* OBJECTIVE *
Find the word "your" in the records below. List each line containing it.

* Dataset items *

****************************************

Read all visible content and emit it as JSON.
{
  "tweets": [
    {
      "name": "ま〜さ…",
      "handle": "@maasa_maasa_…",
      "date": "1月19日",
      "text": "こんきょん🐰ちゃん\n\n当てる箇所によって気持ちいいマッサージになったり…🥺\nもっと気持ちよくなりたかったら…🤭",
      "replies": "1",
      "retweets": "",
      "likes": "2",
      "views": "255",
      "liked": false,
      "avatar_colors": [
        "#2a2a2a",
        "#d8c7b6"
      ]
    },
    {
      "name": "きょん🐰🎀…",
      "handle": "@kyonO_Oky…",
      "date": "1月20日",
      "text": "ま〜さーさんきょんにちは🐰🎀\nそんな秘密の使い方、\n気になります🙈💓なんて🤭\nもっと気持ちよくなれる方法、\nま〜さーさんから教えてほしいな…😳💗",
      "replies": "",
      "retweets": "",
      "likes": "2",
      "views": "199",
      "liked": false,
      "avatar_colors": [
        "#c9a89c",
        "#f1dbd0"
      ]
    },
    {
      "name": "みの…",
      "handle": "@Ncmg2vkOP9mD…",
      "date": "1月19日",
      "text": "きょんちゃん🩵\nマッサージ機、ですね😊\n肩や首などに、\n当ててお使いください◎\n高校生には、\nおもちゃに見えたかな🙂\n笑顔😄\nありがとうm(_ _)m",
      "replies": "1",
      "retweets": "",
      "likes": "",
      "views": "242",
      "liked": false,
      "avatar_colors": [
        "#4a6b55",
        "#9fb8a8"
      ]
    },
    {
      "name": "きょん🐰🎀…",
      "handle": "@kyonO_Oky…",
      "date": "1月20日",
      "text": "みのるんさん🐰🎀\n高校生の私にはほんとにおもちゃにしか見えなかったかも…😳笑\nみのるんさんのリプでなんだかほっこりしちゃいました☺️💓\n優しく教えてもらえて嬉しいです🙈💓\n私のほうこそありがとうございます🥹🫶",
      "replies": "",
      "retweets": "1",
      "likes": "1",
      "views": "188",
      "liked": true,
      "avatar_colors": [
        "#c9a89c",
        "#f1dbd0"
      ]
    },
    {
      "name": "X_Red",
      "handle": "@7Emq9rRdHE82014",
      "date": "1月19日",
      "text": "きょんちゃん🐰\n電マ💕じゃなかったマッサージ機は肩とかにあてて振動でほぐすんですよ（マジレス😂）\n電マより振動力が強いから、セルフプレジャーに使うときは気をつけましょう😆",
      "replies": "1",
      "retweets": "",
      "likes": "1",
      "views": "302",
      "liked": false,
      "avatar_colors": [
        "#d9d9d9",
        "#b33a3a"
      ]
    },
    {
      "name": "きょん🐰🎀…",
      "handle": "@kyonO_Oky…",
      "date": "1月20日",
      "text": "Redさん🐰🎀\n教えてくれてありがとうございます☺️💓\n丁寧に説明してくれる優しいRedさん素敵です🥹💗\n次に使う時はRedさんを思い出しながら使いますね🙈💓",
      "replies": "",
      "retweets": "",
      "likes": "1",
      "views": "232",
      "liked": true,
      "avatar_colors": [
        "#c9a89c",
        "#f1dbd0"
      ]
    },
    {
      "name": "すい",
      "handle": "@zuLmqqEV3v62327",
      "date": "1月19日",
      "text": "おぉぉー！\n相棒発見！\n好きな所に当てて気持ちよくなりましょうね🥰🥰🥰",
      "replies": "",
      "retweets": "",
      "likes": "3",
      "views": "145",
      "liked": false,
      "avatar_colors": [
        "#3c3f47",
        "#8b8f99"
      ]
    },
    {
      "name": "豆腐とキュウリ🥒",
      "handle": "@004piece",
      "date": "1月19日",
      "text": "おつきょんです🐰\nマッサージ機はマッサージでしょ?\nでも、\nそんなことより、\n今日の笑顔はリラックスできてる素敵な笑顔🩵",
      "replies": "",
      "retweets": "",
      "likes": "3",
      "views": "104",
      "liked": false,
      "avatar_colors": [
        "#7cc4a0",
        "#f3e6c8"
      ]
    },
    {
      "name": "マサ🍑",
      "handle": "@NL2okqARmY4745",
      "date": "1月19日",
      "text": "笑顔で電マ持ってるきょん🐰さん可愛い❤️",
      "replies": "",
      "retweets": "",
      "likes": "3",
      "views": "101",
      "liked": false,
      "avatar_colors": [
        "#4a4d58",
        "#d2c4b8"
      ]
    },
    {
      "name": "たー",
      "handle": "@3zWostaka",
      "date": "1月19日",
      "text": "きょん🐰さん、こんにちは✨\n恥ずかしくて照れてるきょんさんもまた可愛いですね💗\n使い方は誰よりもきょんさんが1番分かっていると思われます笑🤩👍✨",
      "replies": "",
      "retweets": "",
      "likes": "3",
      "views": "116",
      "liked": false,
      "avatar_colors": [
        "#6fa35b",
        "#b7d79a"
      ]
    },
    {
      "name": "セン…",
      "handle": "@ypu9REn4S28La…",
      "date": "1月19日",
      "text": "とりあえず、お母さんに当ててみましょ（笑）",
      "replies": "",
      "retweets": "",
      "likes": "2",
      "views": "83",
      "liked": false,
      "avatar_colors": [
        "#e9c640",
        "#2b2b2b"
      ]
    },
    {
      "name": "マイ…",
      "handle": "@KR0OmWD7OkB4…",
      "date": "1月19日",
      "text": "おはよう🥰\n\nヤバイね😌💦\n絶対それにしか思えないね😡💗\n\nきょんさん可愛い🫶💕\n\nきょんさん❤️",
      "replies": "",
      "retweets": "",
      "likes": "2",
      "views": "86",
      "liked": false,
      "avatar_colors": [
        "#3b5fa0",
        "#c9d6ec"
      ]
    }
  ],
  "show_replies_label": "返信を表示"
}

****************************************

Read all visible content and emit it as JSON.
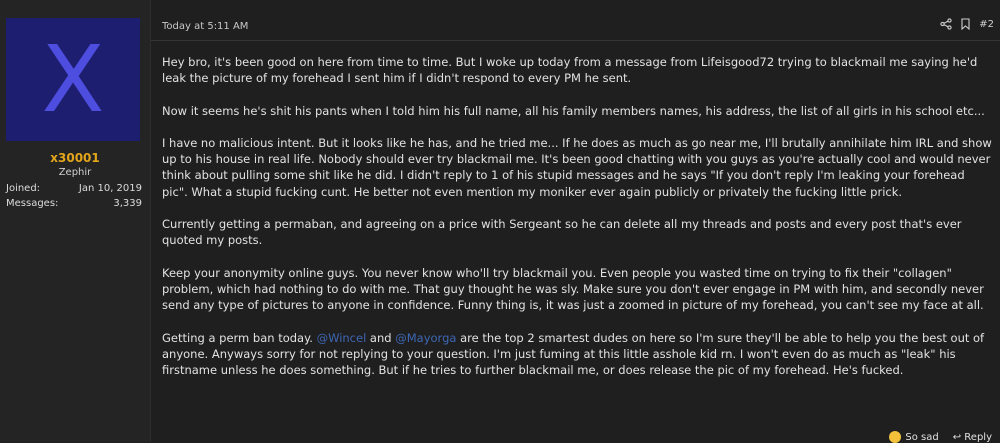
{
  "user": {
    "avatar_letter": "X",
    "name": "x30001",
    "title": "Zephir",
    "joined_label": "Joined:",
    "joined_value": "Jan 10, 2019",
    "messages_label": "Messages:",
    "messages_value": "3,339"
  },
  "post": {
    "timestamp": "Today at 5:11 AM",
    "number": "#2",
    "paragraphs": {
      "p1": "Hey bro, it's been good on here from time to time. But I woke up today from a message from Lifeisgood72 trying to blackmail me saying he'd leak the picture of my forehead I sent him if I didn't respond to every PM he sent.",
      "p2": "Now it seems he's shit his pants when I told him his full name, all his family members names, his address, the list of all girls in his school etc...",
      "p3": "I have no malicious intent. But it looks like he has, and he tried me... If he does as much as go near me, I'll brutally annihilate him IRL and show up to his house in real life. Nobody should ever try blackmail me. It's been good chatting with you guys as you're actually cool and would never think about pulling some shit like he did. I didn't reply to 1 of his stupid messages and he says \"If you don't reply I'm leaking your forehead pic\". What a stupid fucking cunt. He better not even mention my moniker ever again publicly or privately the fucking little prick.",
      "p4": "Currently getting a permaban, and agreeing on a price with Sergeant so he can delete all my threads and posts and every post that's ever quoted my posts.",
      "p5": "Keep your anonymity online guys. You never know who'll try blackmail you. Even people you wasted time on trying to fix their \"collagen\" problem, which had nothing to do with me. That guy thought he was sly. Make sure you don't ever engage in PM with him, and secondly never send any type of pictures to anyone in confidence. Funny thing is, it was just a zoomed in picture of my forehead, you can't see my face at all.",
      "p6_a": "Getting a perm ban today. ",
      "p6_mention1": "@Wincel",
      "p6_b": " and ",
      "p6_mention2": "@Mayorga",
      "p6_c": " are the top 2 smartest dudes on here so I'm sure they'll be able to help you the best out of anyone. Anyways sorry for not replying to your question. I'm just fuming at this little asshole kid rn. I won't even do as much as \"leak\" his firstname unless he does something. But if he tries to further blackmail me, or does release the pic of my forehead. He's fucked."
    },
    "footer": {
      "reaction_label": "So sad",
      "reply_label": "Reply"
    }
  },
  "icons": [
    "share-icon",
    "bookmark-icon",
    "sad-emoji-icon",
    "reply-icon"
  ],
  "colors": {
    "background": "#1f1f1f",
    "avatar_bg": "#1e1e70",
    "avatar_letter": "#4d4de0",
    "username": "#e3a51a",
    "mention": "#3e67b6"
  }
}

****************************************

* EXPECTED ANSWER *
      "p3": "I have no malicious intent. But it looks like he has, and he tried me... If he does as much as go near me, I'll brutally annihilate him IRL and show up to his house in real life. Nobody should ever try blackmail me. It's been good chatting with you guys as you're actually cool and would never think about pulling some shit like he did. I didn't reply to 1 of his stupid messages and he says \"If you don't reply I'm leaking your forehead pic\". What a stupid fucking cunt. He better not even mention my moniker ever again publicly or privately the fucking little prick.",
      "p5": "Keep your anonymity online guys. You never know who'll try blackmail you. Even people you wasted time on trying to fix their \"collagen\" problem, which had nothing to do with me. That guy thought he was sly. Make sure you don't ever engage in PM with him, and secondly never send any type of pictures to anyone in confidence. Funny thing is, it was just a zoomed in picture of my forehead, you can't see my face at all.",
      "p6_c": " are the top 2 smartest dudes on here so I'm sure they'll be able to help you the best out of anyone. Anyways sorry for not replying to your question. I'm just fuming at this little asshole kid rn. I won't even do as much as \"leak\" his firstname unless he does something. But if he tries to further blackmail me, or does release the pic of my forehead. He's fucked."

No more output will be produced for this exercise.